* [WHAT TO PRODUCE] Copy down every line where the string "직사각형의" shows up.

(begin)

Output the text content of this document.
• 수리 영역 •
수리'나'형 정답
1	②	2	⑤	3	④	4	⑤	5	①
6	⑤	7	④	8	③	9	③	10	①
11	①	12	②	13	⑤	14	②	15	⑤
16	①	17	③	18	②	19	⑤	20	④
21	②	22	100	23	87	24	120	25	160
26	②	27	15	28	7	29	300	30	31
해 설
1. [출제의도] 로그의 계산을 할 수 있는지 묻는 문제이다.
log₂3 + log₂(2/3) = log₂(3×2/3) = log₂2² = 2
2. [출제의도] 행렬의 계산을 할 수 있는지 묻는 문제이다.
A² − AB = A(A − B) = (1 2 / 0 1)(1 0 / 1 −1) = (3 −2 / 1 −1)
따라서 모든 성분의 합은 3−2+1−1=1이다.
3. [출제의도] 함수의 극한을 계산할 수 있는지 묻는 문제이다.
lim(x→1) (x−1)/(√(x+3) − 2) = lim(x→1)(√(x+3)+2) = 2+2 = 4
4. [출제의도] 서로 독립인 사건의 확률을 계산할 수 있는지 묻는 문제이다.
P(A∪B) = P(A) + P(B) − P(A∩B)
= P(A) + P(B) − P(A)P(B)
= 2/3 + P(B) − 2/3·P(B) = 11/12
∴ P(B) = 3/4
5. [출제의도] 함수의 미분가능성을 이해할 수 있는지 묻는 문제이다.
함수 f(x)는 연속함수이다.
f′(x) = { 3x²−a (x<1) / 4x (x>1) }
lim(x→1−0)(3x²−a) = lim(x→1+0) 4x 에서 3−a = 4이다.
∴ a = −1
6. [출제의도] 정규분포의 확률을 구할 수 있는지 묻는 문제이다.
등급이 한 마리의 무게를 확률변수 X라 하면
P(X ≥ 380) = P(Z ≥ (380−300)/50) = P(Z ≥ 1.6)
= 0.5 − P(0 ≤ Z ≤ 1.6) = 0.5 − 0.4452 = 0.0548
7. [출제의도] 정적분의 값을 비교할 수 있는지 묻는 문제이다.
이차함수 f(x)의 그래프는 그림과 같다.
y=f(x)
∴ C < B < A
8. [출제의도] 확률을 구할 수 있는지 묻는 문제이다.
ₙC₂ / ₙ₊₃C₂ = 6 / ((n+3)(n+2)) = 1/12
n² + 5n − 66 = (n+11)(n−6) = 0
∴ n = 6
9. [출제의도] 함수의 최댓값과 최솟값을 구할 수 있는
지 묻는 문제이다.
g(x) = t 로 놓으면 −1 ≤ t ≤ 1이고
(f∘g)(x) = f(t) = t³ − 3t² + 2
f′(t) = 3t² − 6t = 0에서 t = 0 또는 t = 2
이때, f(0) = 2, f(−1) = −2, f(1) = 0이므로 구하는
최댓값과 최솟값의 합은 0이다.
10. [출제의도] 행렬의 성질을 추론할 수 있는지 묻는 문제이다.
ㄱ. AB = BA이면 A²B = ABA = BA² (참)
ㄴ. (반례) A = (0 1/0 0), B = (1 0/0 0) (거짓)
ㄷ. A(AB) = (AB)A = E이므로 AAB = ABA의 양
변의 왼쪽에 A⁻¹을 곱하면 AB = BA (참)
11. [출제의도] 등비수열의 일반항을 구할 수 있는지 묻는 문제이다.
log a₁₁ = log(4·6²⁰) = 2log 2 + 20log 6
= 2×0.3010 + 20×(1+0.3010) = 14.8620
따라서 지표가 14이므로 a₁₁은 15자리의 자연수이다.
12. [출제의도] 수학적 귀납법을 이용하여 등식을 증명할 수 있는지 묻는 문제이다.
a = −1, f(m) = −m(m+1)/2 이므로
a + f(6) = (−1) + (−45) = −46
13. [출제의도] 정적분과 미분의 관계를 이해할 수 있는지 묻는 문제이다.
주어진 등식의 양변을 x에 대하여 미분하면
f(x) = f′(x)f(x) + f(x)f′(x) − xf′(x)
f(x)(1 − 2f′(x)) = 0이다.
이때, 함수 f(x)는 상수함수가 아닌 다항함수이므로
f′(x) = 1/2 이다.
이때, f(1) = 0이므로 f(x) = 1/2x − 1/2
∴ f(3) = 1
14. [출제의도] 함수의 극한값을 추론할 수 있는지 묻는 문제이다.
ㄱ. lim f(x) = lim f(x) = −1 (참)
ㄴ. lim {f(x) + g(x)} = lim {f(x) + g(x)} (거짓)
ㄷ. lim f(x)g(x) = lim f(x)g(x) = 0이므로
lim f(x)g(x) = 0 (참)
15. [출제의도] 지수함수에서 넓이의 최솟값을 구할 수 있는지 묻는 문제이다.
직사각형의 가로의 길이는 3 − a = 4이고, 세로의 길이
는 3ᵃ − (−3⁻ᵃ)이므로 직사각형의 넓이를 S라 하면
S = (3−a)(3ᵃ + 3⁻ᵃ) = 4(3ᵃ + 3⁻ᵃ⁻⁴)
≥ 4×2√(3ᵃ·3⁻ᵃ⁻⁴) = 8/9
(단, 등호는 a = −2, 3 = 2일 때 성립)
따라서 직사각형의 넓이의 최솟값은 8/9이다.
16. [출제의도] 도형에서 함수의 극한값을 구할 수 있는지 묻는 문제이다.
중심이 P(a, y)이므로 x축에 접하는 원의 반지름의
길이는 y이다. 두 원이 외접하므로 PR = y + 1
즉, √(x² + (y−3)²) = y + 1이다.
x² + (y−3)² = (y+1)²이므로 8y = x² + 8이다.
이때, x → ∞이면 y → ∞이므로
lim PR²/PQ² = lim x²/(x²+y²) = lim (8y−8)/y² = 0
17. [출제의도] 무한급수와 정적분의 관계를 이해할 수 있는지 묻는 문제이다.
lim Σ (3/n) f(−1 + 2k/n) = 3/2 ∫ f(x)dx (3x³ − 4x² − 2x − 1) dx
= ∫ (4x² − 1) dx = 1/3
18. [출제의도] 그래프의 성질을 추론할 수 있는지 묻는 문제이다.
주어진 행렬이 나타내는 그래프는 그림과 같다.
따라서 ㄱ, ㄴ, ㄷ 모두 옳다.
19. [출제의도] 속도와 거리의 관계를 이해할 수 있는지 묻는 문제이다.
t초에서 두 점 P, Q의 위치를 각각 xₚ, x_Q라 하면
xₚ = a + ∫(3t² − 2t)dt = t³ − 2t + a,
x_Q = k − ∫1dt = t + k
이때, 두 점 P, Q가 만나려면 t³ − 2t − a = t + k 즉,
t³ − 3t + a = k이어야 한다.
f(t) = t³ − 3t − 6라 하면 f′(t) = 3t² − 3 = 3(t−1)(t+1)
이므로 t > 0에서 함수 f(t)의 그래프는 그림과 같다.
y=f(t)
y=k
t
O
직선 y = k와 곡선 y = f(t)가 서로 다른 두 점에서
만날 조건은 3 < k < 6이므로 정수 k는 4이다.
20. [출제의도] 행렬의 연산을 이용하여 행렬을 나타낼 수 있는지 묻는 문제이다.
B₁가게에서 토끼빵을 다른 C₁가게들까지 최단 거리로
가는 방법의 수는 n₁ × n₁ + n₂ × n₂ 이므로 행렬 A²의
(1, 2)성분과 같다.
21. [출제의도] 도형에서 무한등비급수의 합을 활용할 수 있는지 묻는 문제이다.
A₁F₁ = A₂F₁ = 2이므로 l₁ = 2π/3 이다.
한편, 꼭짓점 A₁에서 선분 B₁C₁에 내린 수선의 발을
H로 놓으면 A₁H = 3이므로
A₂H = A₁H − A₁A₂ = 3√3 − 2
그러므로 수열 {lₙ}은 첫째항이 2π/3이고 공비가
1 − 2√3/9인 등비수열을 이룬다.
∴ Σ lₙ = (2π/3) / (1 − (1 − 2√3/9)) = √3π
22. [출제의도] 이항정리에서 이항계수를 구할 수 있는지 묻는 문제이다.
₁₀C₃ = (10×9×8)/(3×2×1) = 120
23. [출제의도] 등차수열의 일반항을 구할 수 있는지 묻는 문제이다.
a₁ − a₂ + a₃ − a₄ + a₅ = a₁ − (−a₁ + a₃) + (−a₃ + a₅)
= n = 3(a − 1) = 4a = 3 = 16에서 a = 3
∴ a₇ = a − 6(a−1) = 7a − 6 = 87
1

(end)

* [TASK RESPONSE]
직사각형의 가로의 길이는 3 − a = 4이고, 세로의 길이
는 3ᵃ − (−3⁻ᵃ)이므로 직사각형의 넓이를 S라 하면
따라서 직사각형의 넓이의 최솟값은 8/9이다.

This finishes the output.